• **Stated problem**: In this exercise, return only the lines that run from the line with "Output the text content of this document." to the end of the entries below, both included. Pictures are not copied.

[Records contained in a dataset]
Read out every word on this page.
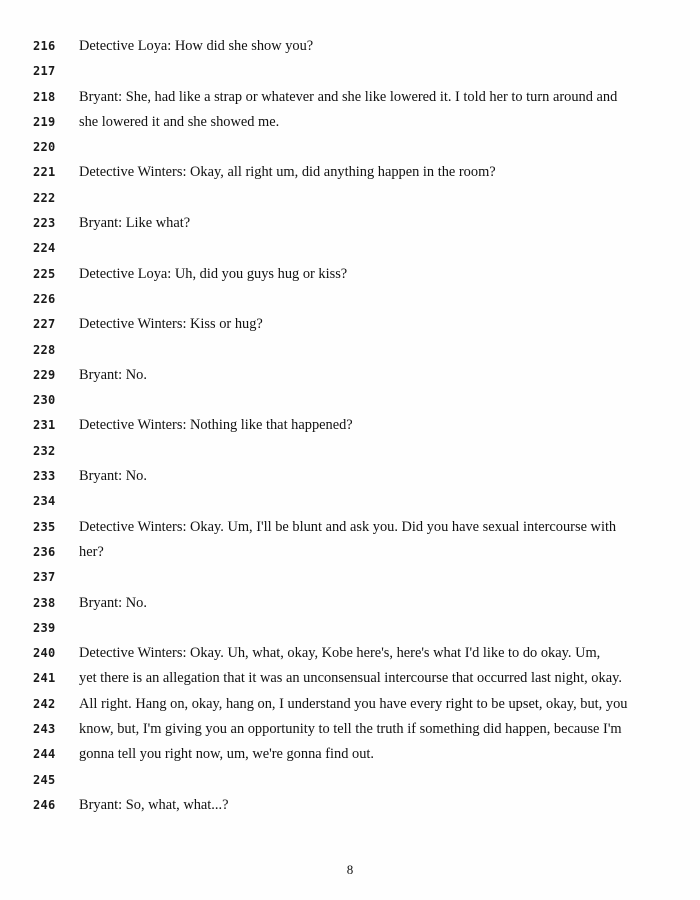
216	Detective Loya: How did she show you?
217
218	Bryant: She, had like a strap or whatever and she like lowered it. I told her to turn around and
219	she lowered it and she showed me.
220
221	Detective Winters: Okay, all right um, did anything happen in the room?
222
223	Bryant: Like what?
224
225	Detective Loya: Uh, did you guys hug or kiss?
226
227	Detective Winters: Kiss or hug?
228
229	Bryant: No.
230
231	Detective Winters: Nothing like that happened?
232
233	Bryant: No.
234
235	Detective Winters: Okay. Um, I'll be blunt and ask you. Did you have sexual intercourse with
236	her?
237
238	Bryant: No.
239
240	Detective Winters: Okay. Uh, what, okay, Kobe here's, here's what I'd like to do okay. Um,
241	yet there is an allegation that it was an unconsensual intercourse that occurred last night, okay.
242	All right. Hang on, okay, hang on, I understand you have every right to be upset, okay, but, you
243	know, but, I'm giving you an opportunity to tell the truth if something did happen, because I'm
244	gonna tell you right now, um, we're gonna find out.
245
246	Bryant: So, what, what...?
8
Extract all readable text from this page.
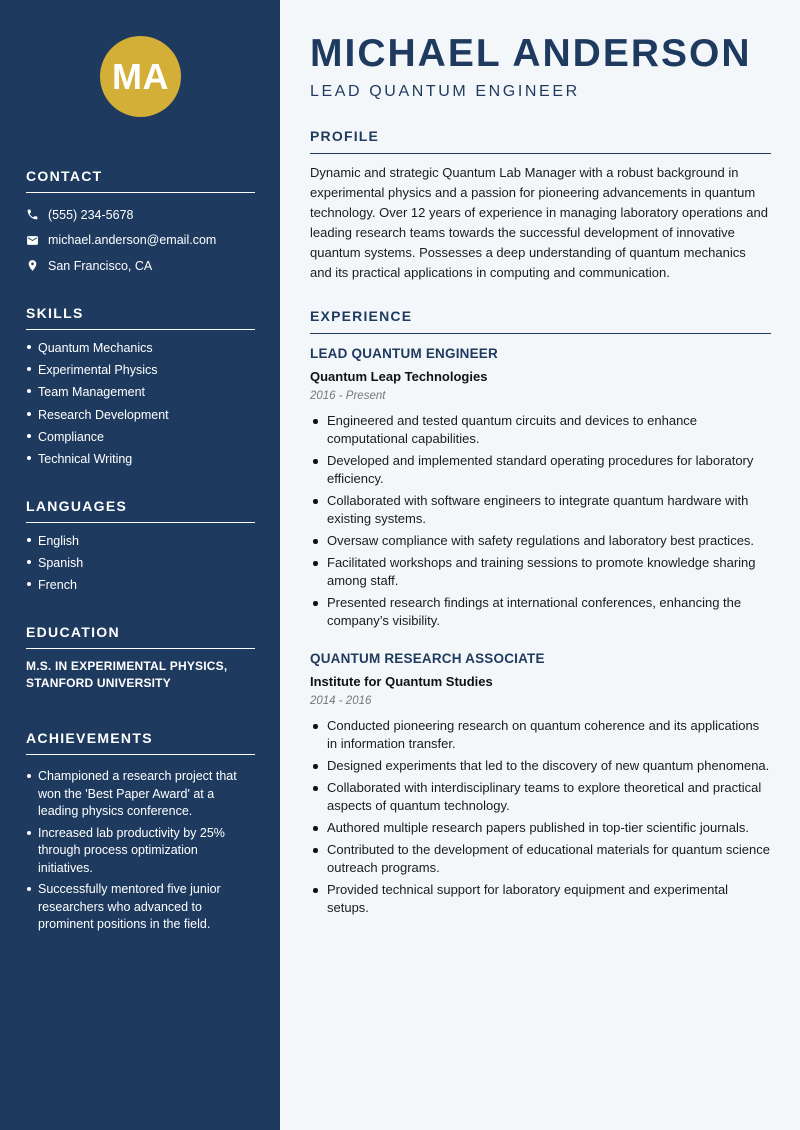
MA
CONTACT
(555) 234-5678
michael.anderson@email.com
San Francisco, CA
SKILLS
Quantum Mechanics
Experimental Physics
Team Management
Research Development
Compliance
Technical Writing
LANGUAGES
English
Spanish
French
EDUCATION
M.S. IN EXPERIMENTAL PHYSICS,
STANFORD UNIVERSITY
ACHIEVEMENTS
Championed a research project that won the 'Best Paper Award' at a leading physics conference.
Increased lab productivity by 25% through process optimization initiatives.
Successfully mentored five junior researchers who advanced to prominent positions in the field.
MICHAEL ANDERSON
LEAD QUANTUM ENGINEER
PROFILE

Dynamic and strategic Quantum Lab Manager with a robust background in experimental physics and a passion for pioneering advancements in quantum technology. Over 12 years of experience in managing laboratory operations and leading research teams towards the successful development of innovative quantum systems. Possesses a deep understanding of quantum mechanics and its practical applications in computing and communication.

EXPERIENCE
LEAD QUANTUM ENGINEER
Quantum Leap Technologies
2016 - Present
Engineered and tested quantum circuits and devices to enhance computational capabilities.
Developed and implemented standard operating procedures for laboratory efficiency.
Collaborated with software engineers to integrate quantum hardware with existing systems.
Oversaw compliance with safety regulations and laboratory best practices.
Facilitated workshops and training sessions to promote knowledge sharing among staff.
Presented research findings at international conferences, enhancing the company’s visibility.
QUANTUM RESEARCH ASSOCIATE
Institute for Quantum Studies
2014 - 2016
Conducted pioneering research on quantum coherence and its applications in information transfer.
Designed experiments that led to the discovery of new quantum phenomena.
Collaborated with interdisciplinary teams to explore theoretical and practical aspects of quantum technology.
Authored multiple research papers published in top-tier scientific journals.
Contributed to the development of educational materials for quantum science outreach programs.
Provided technical support for laboratory equipment and experimental setups.
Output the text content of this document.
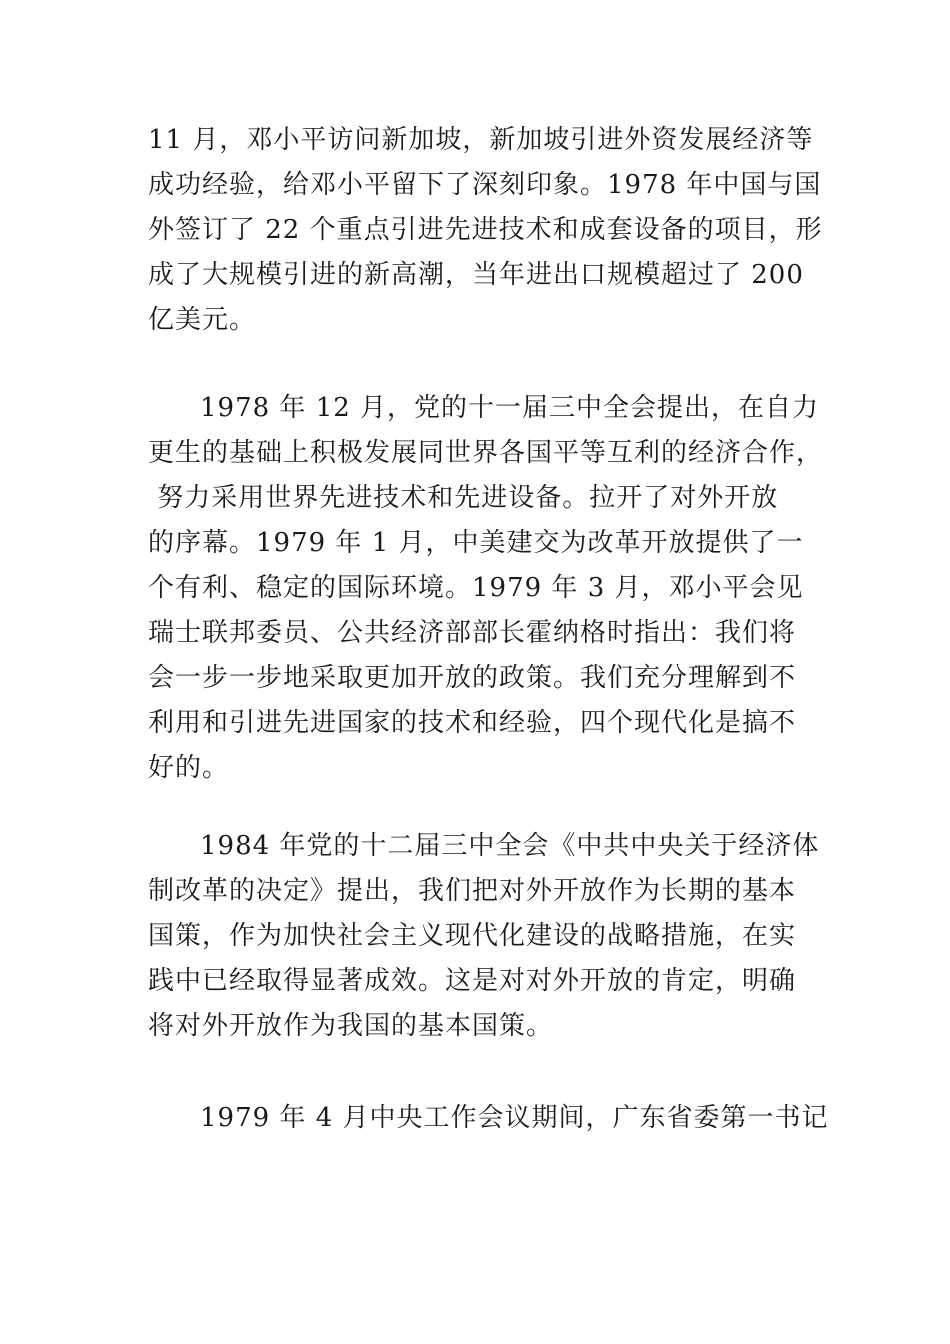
11 月，邓小平访问新加坡，新加坡引进外资发展经济等
成功经验，给邓小平留下了深刻印象。1978 年中国与国
外签订了 22 个重点引进先进技术和成套设备的项目，形
成了大规模引进的新高潮，当年进出口规模超过了 200
亿美元。
1978 年 12 月，党的十一届三中全会提出，在自力
更生的基础上积极发展同世界各国平等互利的经济合作，
努力采用世界先进技术和先进设备。拉开了对外开放
的序幕。1979 年 1 月，中美建交为改革开放提供了一
个有利、稳定的国际环境。1979 年 3 月，邓小平会见
瑞士联邦委员、公共经济部部长霍纳格时指出：我们将
会一步一步地采取更加开放的政策。我们充分理解到不
利用和引进先进国家的技术和经验，四个现代化是搞不
好的。
1984 年党的十二届三中全会《中共中央关于经济体
制改革的决定》提出，我们把对外开放作为长期的基本
国策，作为加快社会主义现代化建设的战略措施，在实
践中已经取得显著成效。这是对对外开放的肯定，明确
将对外开放作为我国的基本国策。
1979 年 4 月中央工作会议期间，广东省委第一书记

• **Answer for this exercise**:
Output the text content of this document.
11 月，邓小平访问新加坡，新加坡引进外资发展经济等
成功经验，给邓小平留下了深刻印象。1978 年中国与国
外签订了 22 个重点引进先进技术和成套设备的项目，形
成了大规模引进的新高潮，当年进出口规模超过了 200
亿美元。
1978 年 12 月，党的十一届三中全会提出，在自力
更生的基础上积极发展同世界各国平等互利的经济合作，
努力采用世界先进技术和先进设备。拉开了对外开放
的序幕。1979 年 1 月，中美建交为改革开放提供了一
个有利、稳定的国际环境。1979 年 3 月，邓小平会见
瑞士联邦委员、公共经济部部长霍纳格时指出：我们将
会一步一步地采取更加开放的政策。我们充分理解到不
利用和引进先进国家的技术和经验，四个现代化是搞不
好的。
1984 年党的十二届三中全会《中共中央关于经济体
制改革的决定》提出，我们把对外开放作为长期的基本
国策，作为加快社会主义现代化建设的战略措施，在实
践中已经取得显著成效。这是对对外开放的肯定，明确
将对外开放作为我国的基本国策。
1979 年 4 月中央工作会议期间，广东省委第一书记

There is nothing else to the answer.